EXTRACTED ENTRIES
============

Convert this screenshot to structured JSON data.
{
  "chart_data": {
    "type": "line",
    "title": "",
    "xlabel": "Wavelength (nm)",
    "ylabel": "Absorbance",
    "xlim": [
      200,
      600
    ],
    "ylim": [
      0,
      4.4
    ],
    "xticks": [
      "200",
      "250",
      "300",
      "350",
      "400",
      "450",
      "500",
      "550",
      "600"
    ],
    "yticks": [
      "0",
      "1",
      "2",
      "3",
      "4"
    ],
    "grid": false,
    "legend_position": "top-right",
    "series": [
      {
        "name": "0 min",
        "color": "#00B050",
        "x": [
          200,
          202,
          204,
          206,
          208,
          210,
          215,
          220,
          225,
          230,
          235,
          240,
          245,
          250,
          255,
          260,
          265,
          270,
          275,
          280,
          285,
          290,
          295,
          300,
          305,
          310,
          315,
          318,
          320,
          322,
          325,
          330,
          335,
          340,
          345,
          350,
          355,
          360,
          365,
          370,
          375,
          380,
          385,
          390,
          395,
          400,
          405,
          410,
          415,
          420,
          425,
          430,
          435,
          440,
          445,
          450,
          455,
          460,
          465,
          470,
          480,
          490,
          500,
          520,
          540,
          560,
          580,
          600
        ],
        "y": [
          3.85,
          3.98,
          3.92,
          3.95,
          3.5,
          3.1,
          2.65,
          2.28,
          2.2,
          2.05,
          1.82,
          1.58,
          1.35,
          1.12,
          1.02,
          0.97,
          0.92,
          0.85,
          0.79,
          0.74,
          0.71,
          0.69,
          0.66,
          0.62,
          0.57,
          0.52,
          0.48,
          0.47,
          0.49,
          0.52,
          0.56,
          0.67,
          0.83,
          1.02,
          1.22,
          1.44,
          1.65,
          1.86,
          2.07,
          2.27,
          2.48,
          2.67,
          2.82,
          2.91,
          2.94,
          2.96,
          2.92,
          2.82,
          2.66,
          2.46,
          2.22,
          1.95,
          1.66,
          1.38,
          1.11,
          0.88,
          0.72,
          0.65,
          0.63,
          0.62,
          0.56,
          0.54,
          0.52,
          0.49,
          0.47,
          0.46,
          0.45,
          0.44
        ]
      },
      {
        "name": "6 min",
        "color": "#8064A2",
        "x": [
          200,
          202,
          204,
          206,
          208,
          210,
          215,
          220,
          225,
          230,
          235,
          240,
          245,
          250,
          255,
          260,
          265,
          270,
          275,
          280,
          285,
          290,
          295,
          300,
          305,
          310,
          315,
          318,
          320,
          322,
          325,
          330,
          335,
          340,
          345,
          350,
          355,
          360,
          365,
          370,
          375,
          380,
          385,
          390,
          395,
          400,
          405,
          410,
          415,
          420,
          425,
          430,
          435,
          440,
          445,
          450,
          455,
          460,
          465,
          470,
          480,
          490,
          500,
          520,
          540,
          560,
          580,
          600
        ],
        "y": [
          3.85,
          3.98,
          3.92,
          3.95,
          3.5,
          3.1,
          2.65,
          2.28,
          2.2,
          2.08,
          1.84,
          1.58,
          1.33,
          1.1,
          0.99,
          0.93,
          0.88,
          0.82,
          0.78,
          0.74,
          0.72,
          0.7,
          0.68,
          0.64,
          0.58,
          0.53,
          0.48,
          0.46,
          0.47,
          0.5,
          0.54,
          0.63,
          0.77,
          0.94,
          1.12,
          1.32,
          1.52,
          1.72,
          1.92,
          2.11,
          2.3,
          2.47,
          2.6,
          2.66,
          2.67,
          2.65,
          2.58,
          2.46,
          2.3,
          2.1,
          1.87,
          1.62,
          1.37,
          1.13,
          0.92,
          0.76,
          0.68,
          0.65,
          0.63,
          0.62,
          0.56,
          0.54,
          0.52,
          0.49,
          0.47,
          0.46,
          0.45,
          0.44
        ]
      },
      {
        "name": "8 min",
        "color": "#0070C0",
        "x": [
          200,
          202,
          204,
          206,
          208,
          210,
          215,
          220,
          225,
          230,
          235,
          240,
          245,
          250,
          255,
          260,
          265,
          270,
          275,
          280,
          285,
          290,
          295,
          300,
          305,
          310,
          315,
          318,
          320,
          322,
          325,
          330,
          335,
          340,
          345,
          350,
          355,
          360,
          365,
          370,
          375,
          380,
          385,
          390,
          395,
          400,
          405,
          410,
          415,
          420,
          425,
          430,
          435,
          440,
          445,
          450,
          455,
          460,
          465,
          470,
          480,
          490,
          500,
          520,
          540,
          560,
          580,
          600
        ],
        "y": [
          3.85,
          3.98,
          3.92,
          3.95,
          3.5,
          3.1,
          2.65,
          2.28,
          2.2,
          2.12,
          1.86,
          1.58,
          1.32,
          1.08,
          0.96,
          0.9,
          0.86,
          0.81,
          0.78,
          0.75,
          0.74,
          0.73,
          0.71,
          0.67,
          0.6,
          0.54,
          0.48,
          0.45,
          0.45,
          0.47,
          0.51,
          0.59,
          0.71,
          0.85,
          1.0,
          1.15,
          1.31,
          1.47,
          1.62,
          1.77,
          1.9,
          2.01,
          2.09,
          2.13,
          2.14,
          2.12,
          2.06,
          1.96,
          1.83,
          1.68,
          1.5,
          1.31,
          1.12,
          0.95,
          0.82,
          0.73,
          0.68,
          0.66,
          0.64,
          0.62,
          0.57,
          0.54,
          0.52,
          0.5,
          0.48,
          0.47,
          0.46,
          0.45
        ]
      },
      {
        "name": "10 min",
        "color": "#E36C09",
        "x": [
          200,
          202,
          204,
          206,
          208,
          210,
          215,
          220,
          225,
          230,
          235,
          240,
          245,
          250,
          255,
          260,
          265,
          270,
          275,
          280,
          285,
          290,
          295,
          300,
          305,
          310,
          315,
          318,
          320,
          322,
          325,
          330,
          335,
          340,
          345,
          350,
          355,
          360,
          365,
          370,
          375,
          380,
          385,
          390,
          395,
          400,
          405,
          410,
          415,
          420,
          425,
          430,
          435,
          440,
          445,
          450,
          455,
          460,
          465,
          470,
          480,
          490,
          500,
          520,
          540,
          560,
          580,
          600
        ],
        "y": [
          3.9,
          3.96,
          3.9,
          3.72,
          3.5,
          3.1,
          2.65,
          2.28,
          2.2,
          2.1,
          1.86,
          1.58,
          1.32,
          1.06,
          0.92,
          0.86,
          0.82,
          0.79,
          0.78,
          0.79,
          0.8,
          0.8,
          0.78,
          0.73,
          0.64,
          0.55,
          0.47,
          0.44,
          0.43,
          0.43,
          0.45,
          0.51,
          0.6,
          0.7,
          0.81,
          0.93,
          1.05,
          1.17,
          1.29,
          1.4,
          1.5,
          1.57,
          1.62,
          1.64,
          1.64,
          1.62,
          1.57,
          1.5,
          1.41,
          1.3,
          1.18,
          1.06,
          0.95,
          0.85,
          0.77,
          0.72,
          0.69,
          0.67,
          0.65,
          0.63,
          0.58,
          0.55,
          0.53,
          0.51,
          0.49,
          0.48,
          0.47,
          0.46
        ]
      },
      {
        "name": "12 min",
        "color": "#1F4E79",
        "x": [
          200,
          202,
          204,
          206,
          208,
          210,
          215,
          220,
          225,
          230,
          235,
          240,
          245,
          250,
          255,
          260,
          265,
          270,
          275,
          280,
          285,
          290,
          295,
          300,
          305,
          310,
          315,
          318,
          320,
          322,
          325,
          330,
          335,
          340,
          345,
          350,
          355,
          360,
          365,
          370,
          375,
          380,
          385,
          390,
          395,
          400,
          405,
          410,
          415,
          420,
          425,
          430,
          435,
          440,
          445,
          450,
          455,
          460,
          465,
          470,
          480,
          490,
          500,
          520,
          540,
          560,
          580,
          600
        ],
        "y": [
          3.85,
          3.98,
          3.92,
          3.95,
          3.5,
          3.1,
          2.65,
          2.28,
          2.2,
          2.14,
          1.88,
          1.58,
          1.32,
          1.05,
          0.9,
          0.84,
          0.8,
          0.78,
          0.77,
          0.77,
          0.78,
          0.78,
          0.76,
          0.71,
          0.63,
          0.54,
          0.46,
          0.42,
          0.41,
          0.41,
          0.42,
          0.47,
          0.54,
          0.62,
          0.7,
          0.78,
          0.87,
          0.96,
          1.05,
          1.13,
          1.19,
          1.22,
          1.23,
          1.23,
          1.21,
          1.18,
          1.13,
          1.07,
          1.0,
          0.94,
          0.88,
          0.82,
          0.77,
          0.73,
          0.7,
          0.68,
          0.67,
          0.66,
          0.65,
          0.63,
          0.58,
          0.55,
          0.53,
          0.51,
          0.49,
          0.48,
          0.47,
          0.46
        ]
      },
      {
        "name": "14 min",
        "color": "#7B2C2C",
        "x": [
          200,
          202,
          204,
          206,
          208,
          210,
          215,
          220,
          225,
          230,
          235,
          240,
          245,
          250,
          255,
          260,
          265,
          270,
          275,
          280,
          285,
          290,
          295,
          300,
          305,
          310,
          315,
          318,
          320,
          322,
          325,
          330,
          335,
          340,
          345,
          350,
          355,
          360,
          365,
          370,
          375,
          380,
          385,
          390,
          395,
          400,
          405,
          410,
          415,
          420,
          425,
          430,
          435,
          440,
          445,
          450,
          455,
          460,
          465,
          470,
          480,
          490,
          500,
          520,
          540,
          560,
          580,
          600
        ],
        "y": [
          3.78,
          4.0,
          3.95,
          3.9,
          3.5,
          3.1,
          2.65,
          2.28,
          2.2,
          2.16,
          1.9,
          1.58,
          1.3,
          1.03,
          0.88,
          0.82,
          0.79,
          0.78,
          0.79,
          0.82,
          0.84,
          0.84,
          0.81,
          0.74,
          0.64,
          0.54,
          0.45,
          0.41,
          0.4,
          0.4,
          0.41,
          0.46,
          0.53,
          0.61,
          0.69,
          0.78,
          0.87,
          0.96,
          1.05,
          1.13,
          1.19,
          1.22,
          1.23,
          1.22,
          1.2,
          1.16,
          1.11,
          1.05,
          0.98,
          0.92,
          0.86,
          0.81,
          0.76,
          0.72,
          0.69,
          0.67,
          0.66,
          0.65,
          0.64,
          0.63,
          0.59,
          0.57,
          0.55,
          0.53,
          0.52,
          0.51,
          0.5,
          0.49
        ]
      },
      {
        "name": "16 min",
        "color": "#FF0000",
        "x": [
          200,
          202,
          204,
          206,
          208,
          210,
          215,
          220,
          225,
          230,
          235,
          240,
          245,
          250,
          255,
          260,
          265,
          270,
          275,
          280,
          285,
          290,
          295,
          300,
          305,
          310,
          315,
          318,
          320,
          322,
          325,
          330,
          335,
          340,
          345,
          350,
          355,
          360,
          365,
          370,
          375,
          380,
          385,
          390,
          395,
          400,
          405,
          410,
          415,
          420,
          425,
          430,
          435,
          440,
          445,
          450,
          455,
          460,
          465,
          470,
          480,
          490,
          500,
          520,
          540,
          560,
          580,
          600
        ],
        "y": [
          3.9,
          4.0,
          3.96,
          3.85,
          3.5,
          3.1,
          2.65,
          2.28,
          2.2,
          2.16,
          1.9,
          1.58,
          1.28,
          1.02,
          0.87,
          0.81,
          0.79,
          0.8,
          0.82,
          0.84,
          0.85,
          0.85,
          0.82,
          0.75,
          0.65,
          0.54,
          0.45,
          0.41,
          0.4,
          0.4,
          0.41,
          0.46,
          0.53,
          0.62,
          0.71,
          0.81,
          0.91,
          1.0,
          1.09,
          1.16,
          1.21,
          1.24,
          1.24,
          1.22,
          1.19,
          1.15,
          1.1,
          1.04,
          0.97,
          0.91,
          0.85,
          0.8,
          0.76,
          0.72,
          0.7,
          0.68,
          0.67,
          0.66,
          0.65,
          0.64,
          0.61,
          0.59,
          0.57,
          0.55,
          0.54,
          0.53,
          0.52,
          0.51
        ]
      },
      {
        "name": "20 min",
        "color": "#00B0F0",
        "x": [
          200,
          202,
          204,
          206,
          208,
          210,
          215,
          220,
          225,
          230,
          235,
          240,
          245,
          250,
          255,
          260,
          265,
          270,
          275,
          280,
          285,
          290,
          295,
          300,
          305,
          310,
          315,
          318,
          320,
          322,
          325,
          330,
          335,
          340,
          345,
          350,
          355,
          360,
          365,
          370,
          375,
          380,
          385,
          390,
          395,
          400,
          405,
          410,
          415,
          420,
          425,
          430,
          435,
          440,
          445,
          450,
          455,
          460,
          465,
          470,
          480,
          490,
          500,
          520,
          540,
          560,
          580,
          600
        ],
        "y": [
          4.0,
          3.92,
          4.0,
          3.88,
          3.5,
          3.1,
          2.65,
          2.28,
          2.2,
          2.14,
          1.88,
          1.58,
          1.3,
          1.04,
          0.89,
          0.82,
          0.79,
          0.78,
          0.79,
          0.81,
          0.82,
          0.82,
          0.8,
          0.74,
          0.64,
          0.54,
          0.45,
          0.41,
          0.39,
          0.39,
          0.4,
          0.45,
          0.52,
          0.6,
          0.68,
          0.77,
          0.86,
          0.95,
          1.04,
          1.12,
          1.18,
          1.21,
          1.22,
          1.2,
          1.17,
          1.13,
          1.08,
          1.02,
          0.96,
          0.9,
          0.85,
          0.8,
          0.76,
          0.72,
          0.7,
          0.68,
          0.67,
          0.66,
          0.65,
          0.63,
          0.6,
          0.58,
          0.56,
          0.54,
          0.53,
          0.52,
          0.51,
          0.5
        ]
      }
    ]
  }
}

============

THE TASK
Copy out each line in the listing that has the word "name".

COMPLETED EXERCISE
        "name": "0 min",
        "name": "6 min",
        "name": "8 min",
        "name": "10 min",
        "name": "12 min",
        "name": "14 min",
        "name": "16 min",
        "name": "20 min",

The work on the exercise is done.